[Source data]
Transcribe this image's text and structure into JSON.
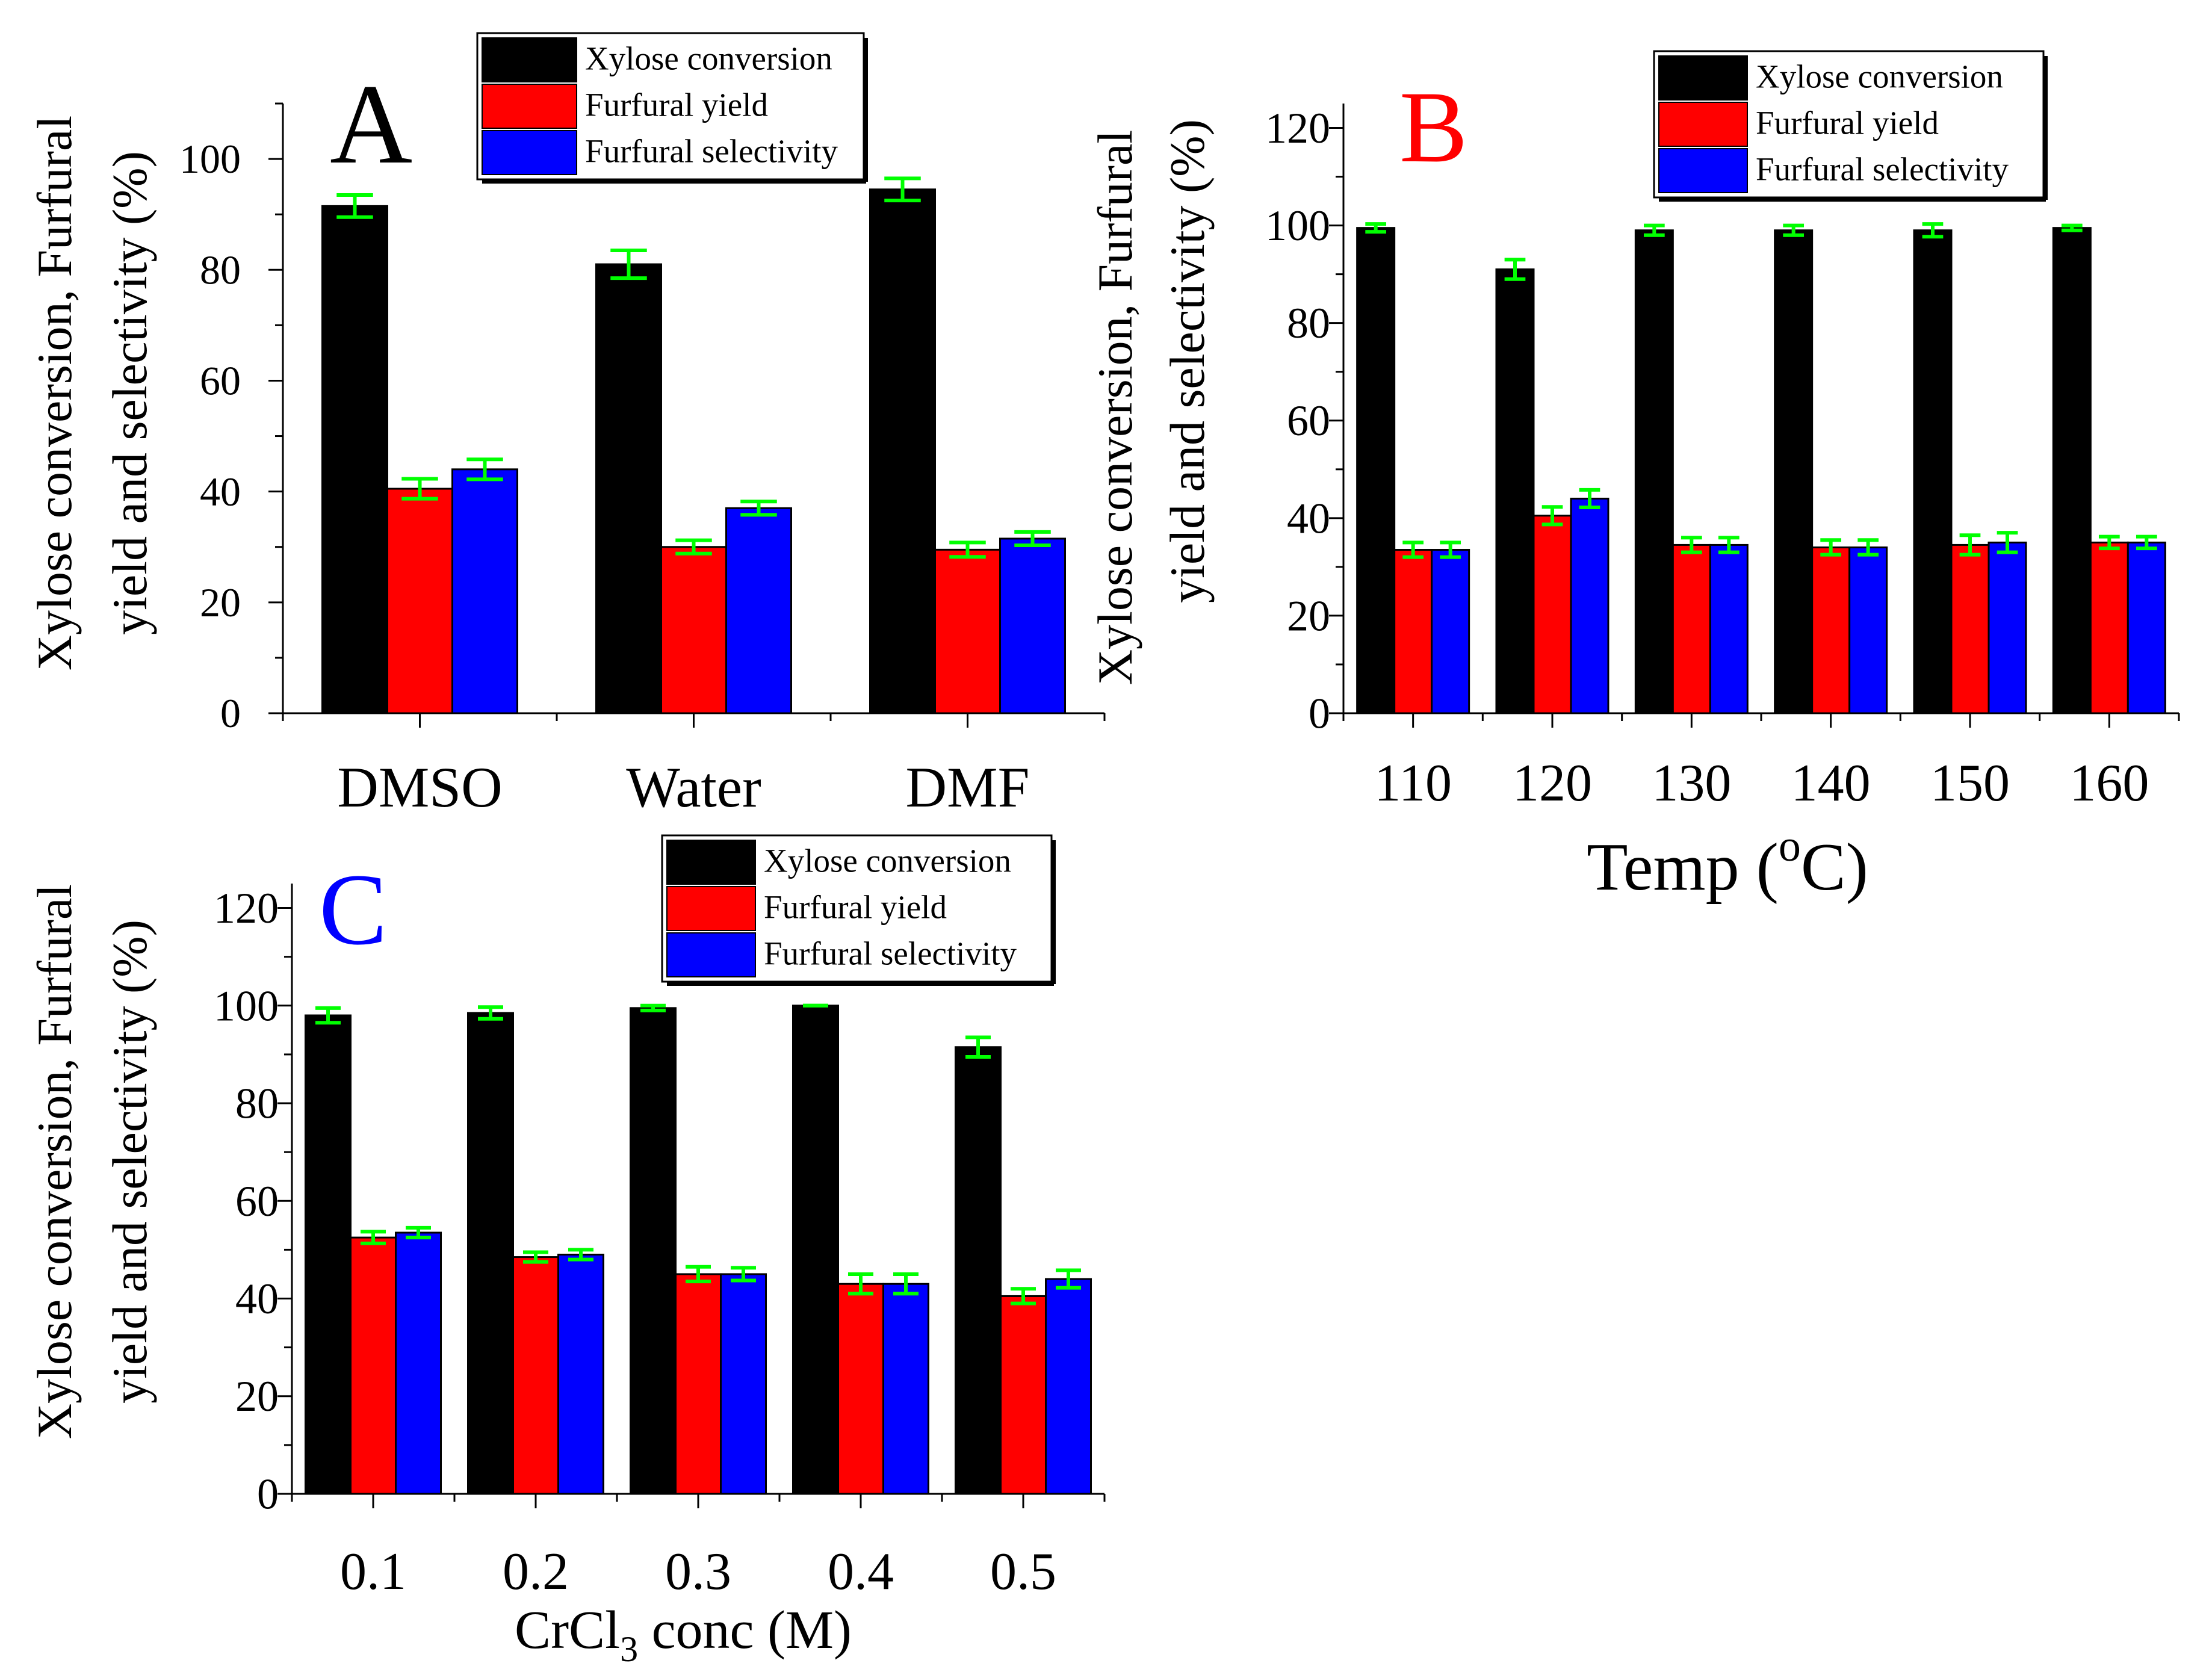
{
  "colors": {
    "conversion": "#000000",
    "yield": "#ff0000",
    "selectivity": "#0000ff",
    "error_bar": "#00ff00",
    "label_A": "#000000",
    "label_B": "#ff0000",
    "label_C": "#0000ff"
  },
  "chart_data": [
    {
      "id": "A",
      "type": "bar",
      "panel_label": "A",
      "ylabel_line1": "Xylose conversion, Furfural",
      "ylabel_line2": "yield and selectivity (%)",
      "xlabel": "",
      "ylim": [
        0,
        110
      ],
      "yticks": [
        0,
        20,
        40,
        60,
        80,
        100
      ],
      "categories": [
        "DMSO",
        "Water",
        "DMF"
      ],
      "series": [
        {
          "name": "Xylose conversion",
          "values": [
            91.5,
            81.0,
            94.5
          ],
          "errors": [
            2.0,
            2.5,
            2.0
          ]
        },
        {
          "name": "Furfural yield",
          "values": [
            40.5,
            30.0,
            29.5
          ],
          "errors": [
            1.8,
            1.2,
            1.3
          ]
        },
        {
          "name": "Furfural selectivity",
          "values": [
            44.0,
            37.0,
            31.5
          ],
          "errors": [
            1.8,
            1.2,
            1.2
          ]
        }
      ],
      "legend": [
        "Xylose conversion",
        "Furfural yield",
        "Furfural selectivity"
      ]
    },
    {
      "id": "B",
      "type": "bar",
      "panel_label": "B",
      "ylabel_line1": "Xylose conversion, Furfural",
      "ylabel_line2": "yield and selectivity (%)",
      "xlabel": "Temp (",
      "xlabel_sup": "o",
      "xlabel_end": "C)",
      "ylim": [
        0,
        125
      ],
      "yticks": [
        0,
        20,
        40,
        60,
        80,
        100,
        120
      ],
      "categories": [
        "110",
        "120",
        "130",
        "140",
        "150",
        "160"
      ],
      "series": [
        {
          "name": "Xylose conversion",
          "values": [
            99.5,
            91.0,
            99.0,
            99.0,
            99.0,
            99.5
          ],
          "errors": [
            0.8,
            2.0,
            1.0,
            1.0,
            1.3,
            0.5
          ]
        },
        {
          "name": "Furfural yield",
          "values": [
            33.5,
            40.5,
            34.5,
            34.0,
            34.5,
            35.0
          ],
          "errors": [
            1.5,
            1.8,
            1.5,
            1.5,
            2.0,
            1.2
          ]
        },
        {
          "name": "Furfural selectivity",
          "values": [
            33.5,
            44.0,
            34.5,
            34.0,
            35.0,
            35.0
          ],
          "errors": [
            1.5,
            1.8,
            1.5,
            1.5,
            2.0,
            1.2
          ]
        }
      ],
      "legend": [
        "Xylose conversion",
        "Furfural yield",
        "Furfural selectivity"
      ]
    },
    {
      "id": "C",
      "type": "bar",
      "panel_label": "C",
      "ylabel_line1": "Xylose conversion, Furfural",
      "ylabel_line2": "yield and selectivity (%)",
      "xlabel": "CrCl",
      "xlabel_sub": "3",
      "xlabel_end": " conc (M)",
      "ylim": [
        0,
        125
      ],
      "yticks": [
        0,
        20,
        40,
        60,
        80,
        100,
        120
      ],
      "categories": [
        "0.1",
        "0.2",
        "0.3",
        "0.4",
        "0.5"
      ],
      "series": [
        {
          "name": "Xylose conversion",
          "values": [
            98.0,
            98.5,
            99.5,
            100.0,
            91.5
          ],
          "errors": [
            1.5,
            1.2,
            0.5,
            0.0,
            2.0
          ]
        },
        {
          "name": "Furfural yield",
          "values": [
            52.5,
            48.5,
            45.0,
            43.0,
            40.5
          ],
          "errors": [
            1.2,
            1.0,
            1.5,
            2.0,
            1.5
          ]
        },
        {
          "name": "Furfural selectivity",
          "values": [
            53.5,
            49.0,
            45.0,
            43.0,
            44.0
          ],
          "errors": [
            1.0,
            1.0,
            1.3,
            2.0,
            1.8
          ]
        }
      ],
      "legend": [
        "Xylose conversion",
        "Furfural yield",
        "Furfural selectivity"
      ]
    }
  ]
}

### Challenge
Excluding the pictures, restate the records above word for word.

### Response to this task
Transcribe this image's text and structure into JSON.
{
  "colors": {
    "conversion": "#000000",
    "yield": "#ff0000",
    "selectivity": "#0000ff",
    "error_bar": "#00ff00",
    "label_A": "#000000",
    "label_B": "#ff0000",
    "label_C": "#0000ff"
  },
  "chart_data": [
    {
      "id": "A",
      "type": "bar",
      "panel_label": "A",
      "ylabel_line1": "Xylose conversion, Furfural",
      "ylabel_line2": "yield and selectivity (%)",
      "xlabel": "",
      "ylim": [
        0,
        110
      ],
      "yticks": [
        0,
        20,
        40,
        60,
        80,
        100
      ],
      "categories": [
        "DMSO",
        "Water",
        "DMF"
      ],
      "series": [
        {
          "name": "Xylose conversion",
          "values": [
            91.5,
            81.0,
            94.5
          ],
          "errors": [
            2.0,
            2.5,
            2.0
          ]
        },
        {
          "name": "Furfural yield",
          "values": [
            40.5,
            30.0,
            29.5
          ],
          "errors": [
            1.8,
            1.2,
            1.3
          ]
        },
        {
          "name": "Furfural selectivity",
          "values": [
            44.0,
            37.0,
            31.5
          ],
          "errors": [
            1.8,
            1.2,
            1.2
          ]
        }
      ],
      "legend": [
        "Xylose conversion",
        "Furfural yield",
        "Furfural selectivity"
      ]
    },
    {
      "id": "B",
      "type": "bar",
      "panel_label": "B",
      "ylabel_line1": "Xylose conversion, Furfural",
      "ylabel_line2": "yield and selectivity (%)",
      "xlabel": "Temp (",
      "xlabel_sup": "o",
      "xlabel_end": "C)",
      "ylim": [
        0,
        125
      ],
      "yticks": [
        0,
        20,
        40,
        60,
        80,
        100,
        120
      ],
      "categories": [
        "110",
        "120",
        "130",
        "140",
        "150",
        "160"
      ],
      "series": [
        {
          "name": "Xylose conversion",
          "values": [
            99.5,
            91.0,
            99.0,
            99.0,
            99.0,
            99.5
          ],
          "errors": [
            0.8,
            2.0,
            1.0,
            1.0,
            1.3,
            0.5
          ]
        },
        {
          "name": "Furfural yield",
          "values": [
            33.5,
            40.5,
            34.5,
            34.0,
            34.5,
            35.0
          ],
          "errors": [
            1.5,
            1.8,
            1.5,
            1.5,
            2.0,
            1.2
          ]
        },
        {
          "name": "Furfural selectivity",
          "values": [
            33.5,
            44.0,
            34.5,
            34.0,
            35.0,
            35.0
          ],
          "errors": [
            1.5,
            1.8,
            1.5,
            1.5,
            2.0,
            1.2
          ]
        }
      ],
      "legend": [
        "Xylose conversion",
        "Furfural yield",
        "Furfural selectivity"
      ]
    },
    {
      "id": "C",
      "type": "bar",
      "panel_label": "C",
      "ylabel_line1": "Xylose conversion, Furfural",
      "ylabel_line2": "yield and selectivity (%)",
      "xlabel": "CrCl",
      "xlabel_sub": "3",
      "xlabel_end": " conc (M)",
      "ylim": [
        0,
        125
      ],
      "yticks": [
        0,
        20,
        40,
        60,
        80,
        100,
        120
      ],
      "categories": [
        "0.1",
        "0.2",
        "0.3",
        "0.4",
        "0.5"
      ],
      "series": [
        {
          "name": "Xylose conversion",
          "values": [
            98.0,
            98.5,
            99.5,
            100.0,
            91.5
          ],
          "errors": [
            1.5,
            1.2,
            0.5,
            0.0,
            2.0
          ]
        },
        {
          "name": "Furfural yield",
          "values": [
            52.5,
            48.5,
            45.0,
            43.0,
            40.5
          ],
          "errors": [
            1.2,
            1.0,
            1.5,
            2.0,
            1.5
          ]
        },
        {
          "name": "Furfural selectivity",
          "values": [
            53.5,
            49.0,
            45.0,
            43.0,
            44.0
          ],
          "errors": [
            1.0,
            1.0,
            1.3,
            2.0,
            1.8
          ]
        }
      ],
      "legend": [
        "Xylose conversion",
        "Furfural yield",
        "Furfural selectivity"
      ]
    }
  ]
}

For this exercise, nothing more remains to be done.